__GIVEN TASK__: Determine how many lines hold "transcript" and give only that number.

═══ RECORDS FOR THE TASK

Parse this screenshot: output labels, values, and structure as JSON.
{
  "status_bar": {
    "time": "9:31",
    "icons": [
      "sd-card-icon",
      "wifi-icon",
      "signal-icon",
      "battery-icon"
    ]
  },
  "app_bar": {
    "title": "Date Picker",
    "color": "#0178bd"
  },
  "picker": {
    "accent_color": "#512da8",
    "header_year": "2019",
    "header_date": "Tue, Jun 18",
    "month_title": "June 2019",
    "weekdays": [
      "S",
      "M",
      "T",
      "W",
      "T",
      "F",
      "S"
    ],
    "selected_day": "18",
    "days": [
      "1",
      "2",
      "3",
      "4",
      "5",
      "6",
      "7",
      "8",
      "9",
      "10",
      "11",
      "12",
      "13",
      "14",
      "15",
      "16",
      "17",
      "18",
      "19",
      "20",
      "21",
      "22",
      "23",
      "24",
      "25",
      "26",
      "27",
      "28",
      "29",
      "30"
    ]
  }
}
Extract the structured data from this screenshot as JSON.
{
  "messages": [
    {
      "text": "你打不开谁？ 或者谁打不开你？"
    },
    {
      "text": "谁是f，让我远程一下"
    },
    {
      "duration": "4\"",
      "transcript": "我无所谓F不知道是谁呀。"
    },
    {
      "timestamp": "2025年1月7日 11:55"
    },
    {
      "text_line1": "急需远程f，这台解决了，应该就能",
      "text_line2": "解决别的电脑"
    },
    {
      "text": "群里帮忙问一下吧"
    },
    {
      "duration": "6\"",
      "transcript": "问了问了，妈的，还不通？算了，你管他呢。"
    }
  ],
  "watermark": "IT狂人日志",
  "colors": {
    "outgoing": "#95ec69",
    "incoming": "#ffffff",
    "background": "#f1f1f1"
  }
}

══════

__PROBLEM SOLUTION__: 2